"""
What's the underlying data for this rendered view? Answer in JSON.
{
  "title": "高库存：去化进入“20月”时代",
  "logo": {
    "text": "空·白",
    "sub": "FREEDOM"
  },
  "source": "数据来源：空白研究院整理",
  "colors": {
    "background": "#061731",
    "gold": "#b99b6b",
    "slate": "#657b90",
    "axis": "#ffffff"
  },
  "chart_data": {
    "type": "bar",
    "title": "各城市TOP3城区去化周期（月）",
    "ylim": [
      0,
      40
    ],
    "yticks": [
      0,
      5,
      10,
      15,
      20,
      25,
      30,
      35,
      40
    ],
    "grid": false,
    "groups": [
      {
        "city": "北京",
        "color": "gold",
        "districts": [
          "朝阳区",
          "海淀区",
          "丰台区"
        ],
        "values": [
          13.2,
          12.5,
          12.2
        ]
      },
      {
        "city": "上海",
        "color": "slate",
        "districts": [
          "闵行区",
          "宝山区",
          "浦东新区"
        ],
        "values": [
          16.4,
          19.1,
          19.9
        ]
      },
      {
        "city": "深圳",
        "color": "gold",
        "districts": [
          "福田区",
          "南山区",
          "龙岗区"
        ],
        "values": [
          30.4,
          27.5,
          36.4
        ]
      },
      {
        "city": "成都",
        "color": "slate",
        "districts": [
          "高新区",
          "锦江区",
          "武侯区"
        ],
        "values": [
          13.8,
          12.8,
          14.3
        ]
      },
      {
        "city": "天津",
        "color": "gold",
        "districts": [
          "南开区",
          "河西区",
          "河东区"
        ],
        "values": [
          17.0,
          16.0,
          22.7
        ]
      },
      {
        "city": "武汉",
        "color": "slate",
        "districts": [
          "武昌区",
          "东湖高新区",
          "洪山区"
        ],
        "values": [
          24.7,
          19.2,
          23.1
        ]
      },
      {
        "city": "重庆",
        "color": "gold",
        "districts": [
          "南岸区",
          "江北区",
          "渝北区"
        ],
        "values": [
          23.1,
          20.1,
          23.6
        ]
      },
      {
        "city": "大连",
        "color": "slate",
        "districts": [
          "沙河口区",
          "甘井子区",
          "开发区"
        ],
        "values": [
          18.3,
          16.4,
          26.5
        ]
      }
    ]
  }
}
"""
What to do ▸
Filter the records above and return every line that holds the word "title".

Output for this exercise ▸
  "title": "高库存：去化进入“20月”时代",
    "title": "各城市TOP3城区去化周期（月）",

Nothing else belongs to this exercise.